WHAT YOU HAVE TO DO: Reproduce all the lines exactly as they stand, apart from the pictures.

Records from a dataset

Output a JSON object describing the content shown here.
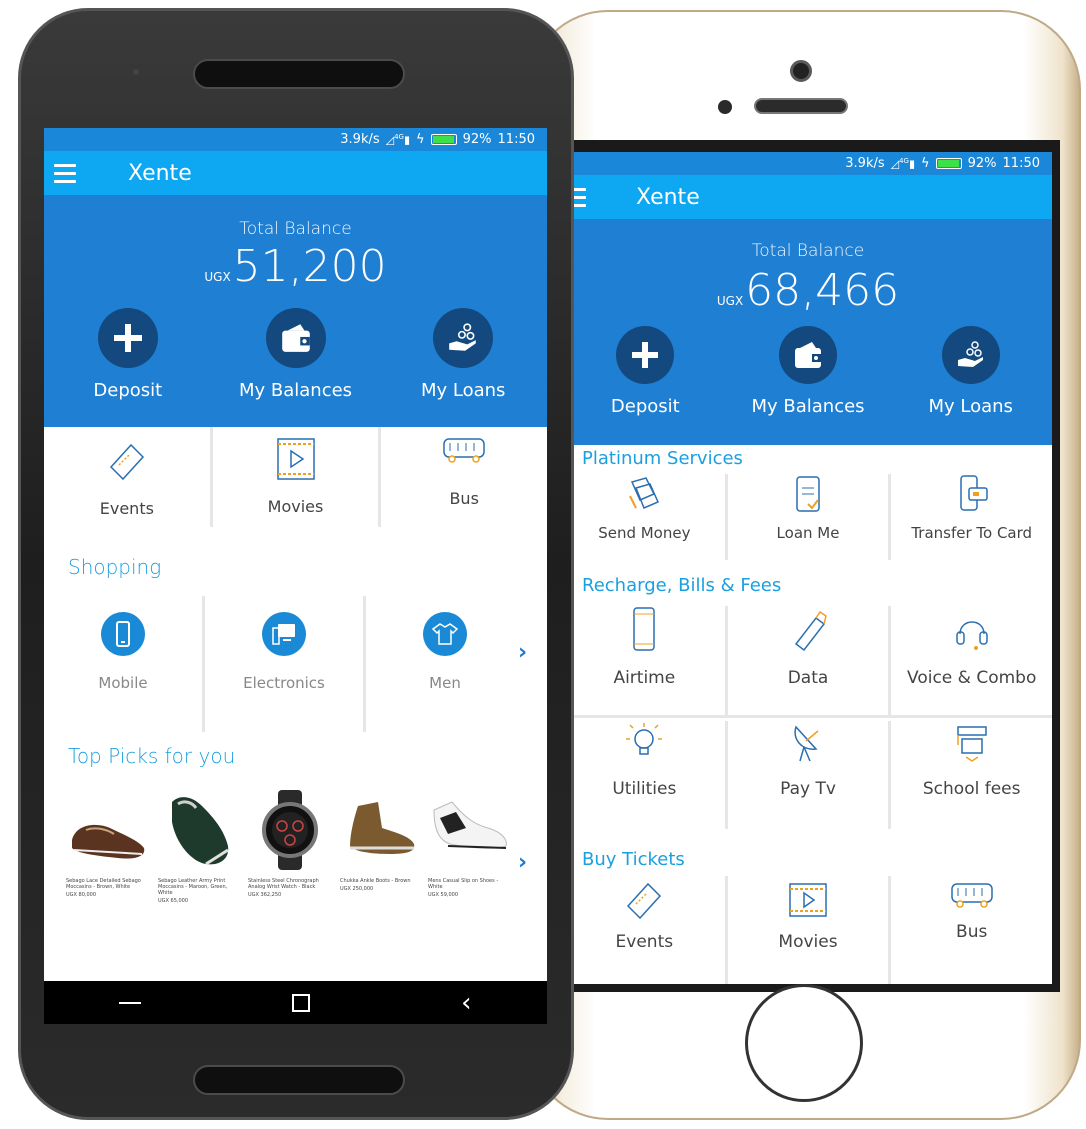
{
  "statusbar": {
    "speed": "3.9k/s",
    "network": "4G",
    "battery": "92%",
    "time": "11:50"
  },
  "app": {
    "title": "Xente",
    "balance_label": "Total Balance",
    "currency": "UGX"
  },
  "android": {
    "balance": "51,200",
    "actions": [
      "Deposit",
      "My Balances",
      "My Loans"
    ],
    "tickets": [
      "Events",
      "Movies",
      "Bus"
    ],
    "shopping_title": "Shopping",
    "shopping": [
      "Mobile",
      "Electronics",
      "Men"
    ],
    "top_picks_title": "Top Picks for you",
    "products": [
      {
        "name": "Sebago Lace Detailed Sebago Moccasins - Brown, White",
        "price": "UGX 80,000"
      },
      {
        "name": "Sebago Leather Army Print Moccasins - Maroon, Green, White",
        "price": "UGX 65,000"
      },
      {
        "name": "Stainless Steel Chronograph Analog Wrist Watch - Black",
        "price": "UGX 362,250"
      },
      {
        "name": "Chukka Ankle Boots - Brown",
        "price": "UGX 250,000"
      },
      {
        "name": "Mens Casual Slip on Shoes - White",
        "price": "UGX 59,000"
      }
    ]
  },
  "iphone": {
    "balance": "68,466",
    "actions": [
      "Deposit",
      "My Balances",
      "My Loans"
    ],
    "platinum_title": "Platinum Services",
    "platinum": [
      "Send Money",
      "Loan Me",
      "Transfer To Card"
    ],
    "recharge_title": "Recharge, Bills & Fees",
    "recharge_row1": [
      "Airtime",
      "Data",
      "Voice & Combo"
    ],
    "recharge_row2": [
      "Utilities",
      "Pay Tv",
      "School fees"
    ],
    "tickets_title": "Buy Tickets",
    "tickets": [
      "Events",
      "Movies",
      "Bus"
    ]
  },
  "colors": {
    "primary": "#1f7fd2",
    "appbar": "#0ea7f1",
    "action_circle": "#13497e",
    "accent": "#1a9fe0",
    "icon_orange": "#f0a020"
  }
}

FINAL RESULT:
Output a JSON object describing the content shown here.
{
  "statusbar": {
    "speed": "3.9k/s",
    "network": "4G",
    "battery": "92%",
    "time": "11:50"
  },
  "app": {
    "title": "Xente",
    "balance_label": "Total Balance",
    "currency": "UGX"
  },
  "android": {
    "balance": "51,200",
    "actions": [
      "Deposit",
      "My Balances",
      "My Loans"
    ],
    "tickets": [
      "Events",
      "Movies",
      "Bus"
    ],
    "shopping_title": "Shopping",
    "shopping": [
      "Mobile",
      "Electronics",
      "Men"
    ],
    "top_picks_title": "Top Picks for you",
    "products": [
      {
        "name": "Sebago Lace Detailed Sebago Moccasins - Brown, White",
        "price": "UGX 80,000"
      },
      {
        "name": "Sebago Leather Army Print Moccasins - Maroon, Green, White",
        "price": "UGX 65,000"
      },
      {
        "name": "Stainless Steel Chronograph Analog Wrist Watch - Black",
        "price": "UGX 362,250"
      },
      {
        "name": "Chukka Ankle Boots - Brown",
        "price": "UGX 250,000"
      },
      {
        "name": "Mens Casual Slip on Shoes - White",
        "price": "UGX 59,000"
      }
    ]
  },
  "iphone": {
    "balance": "68,466",
    "actions": [
      "Deposit",
      "My Balances",
      "My Loans"
    ],
    "platinum_title": "Platinum Services",
    "platinum": [
      "Send Money",
      "Loan Me",
      "Transfer To Card"
    ],
    "recharge_title": "Recharge, Bills & Fees",
    "recharge_row1": [
      "Airtime",
      "Data",
      "Voice & Combo"
    ],
    "recharge_row2": [
      "Utilities",
      "Pay Tv",
      "School fees"
    ],
    "tickets_title": "Buy Tickets",
    "tickets": [
      "Events",
      "Movies",
      "Bus"
    ]
  },
  "colors": {
    "primary": "#1f7fd2",
    "appbar": "#0ea7f1",
    "action_circle": "#13497e",
    "accent": "#1a9fe0",
    "icon_orange": "#f0a020"
  }
}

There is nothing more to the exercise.